• _Problem details_:
Set each entry down verbatim, omitting images.

• _Material for this task_:
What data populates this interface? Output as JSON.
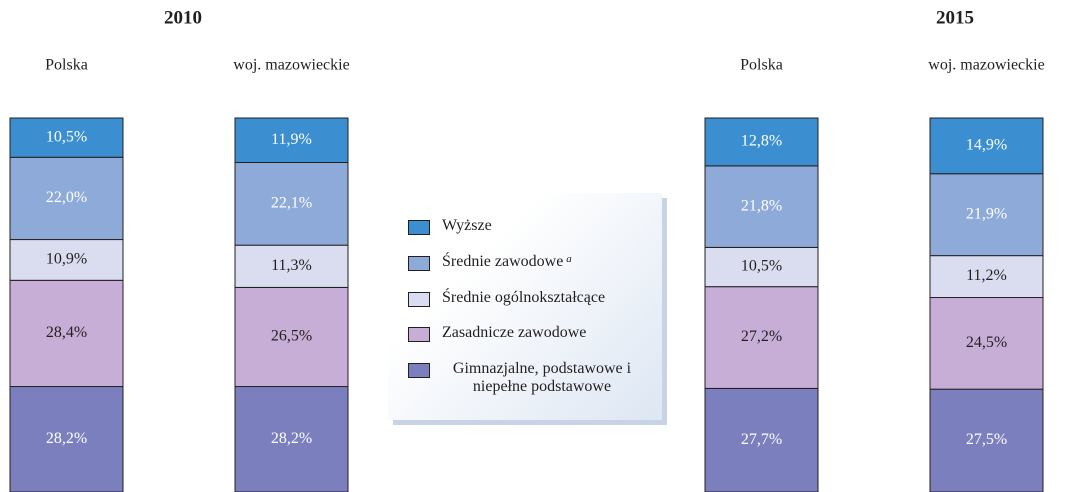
{
  "chart_data": {
    "type": "stacked_bar",
    "group_labels": [
      "2010",
      "2015"
    ],
    "categories": [
      "Polska",
      "woj. mazowieckie",
      "Polska",
      "woj. mazowieckie"
    ],
    "ylim": [
      0,
      100
    ],
    "series": [
      {
        "name": "Wyższe",
        "color": "#3b8fd1",
        "label_color": "#ffffff",
        "values": [
          10.5,
          11.9,
          12.8,
          14.9
        ],
        "value_labels": [
          "10,5%",
          "11,9%",
          "12,8%",
          "14,9%"
        ]
      },
      {
        "name": "Średnie zawodowe",
        "footnote_mark": "a",
        "color": "#8eaad8",
        "label_color": "#ffffff",
        "values": [
          22.0,
          22.1,
          21.8,
          21.9
        ],
        "value_labels": [
          "22,0%",
          "22,1%",
          "21,8%",
          "21,9%"
        ]
      },
      {
        "name": "Średnie ogólnokształcące",
        "color": "#d9ddef",
        "label_color": "#231f20",
        "values": [
          10.9,
          11.3,
          10.5,
          11.2
        ],
        "value_labels": [
          "10,9%",
          "11,3%",
          "10,5%",
          "11,2%"
        ]
      },
      {
        "name": "Zasadnicze zawodowe",
        "color": "#c7aed7",
        "label_color": "#231f20",
        "values": [
          28.4,
          26.5,
          27.2,
          24.5
        ],
        "value_labels": [
          "28,4%",
          "26,5%",
          "27,2%",
          "24,5%"
        ]
      },
      {
        "name": "Gimnazjalne, podstawowe i niepełne podstawowe",
        "color": "#7b7fbe",
        "label_color": "#ffffff",
        "values": [
          28.2,
          28.2,
          27.7,
          27.5
        ],
        "value_labels": [
          "28,2%",
          "28,2%",
          "27,7%",
          "27,5%"
        ]
      }
    ]
  }
}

• _Result of this task_:
What data populates this interface? Output as JSON.
{
  "chart_data": {
    "type": "stacked_bar",
    "group_labels": [
      "2010",
      "2015"
    ],
    "categories": [
      "Polska",
      "woj. mazowieckie",
      "Polska",
      "woj. mazowieckie"
    ],
    "ylim": [
      0,
      100
    ],
    "series": [
      {
        "name": "Wyższe",
        "color": "#3b8fd1",
        "label_color": "#ffffff",
        "values": [
          10.5,
          11.9,
          12.8,
          14.9
        ],
        "value_labels": [
          "10,5%",
          "11,9%",
          "12,8%",
          "14,9%"
        ]
      },
      {
        "name": "Średnie zawodowe",
        "footnote_mark": "a",
        "color": "#8eaad8",
        "label_color": "#ffffff",
        "values": [
          22.0,
          22.1,
          21.8,
          21.9
        ],
        "value_labels": [
          "22,0%",
          "22,1%",
          "21,8%",
          "21,9%"
        ]
      },
      {
        "name": "Średnie ogólnokształcące",
        "color": "#d9ddef",
        "label_color": "#231f20",
        "values": [
          10.9,
          11.3,
          10.5,
          11.2
        ],
        "value_labels": [
          "10,9%",
          "11,3%",
          "10,5%",
          "11,2%"
        ]
      },
      {
        "name": "Zasadnicze zawodowe",
        "color": "#c7aed7",
        "label_color": "#231f20",
        "values": [
          28.4,
          26.5,
          27.2,
          24.5
        ],
        "value_labels": [
          "28,4%",
          "26,5%",
          "27,2%",
          "24,5%"
        ]
      },
      {
        "name": "Gimnazjalne, podstawowe i niepełne podstawowe",
        "color": "#7b7fbe",
        "label_color": "#ffffff",
        "values": [
          28.2,
          28.2,
          27.7,
          27.5
        ],
        "value_labels": [
          "28,2%",
          "28,2%",
          "27,7%",
          "27,5%"
        ]
      }
    ]
  }
}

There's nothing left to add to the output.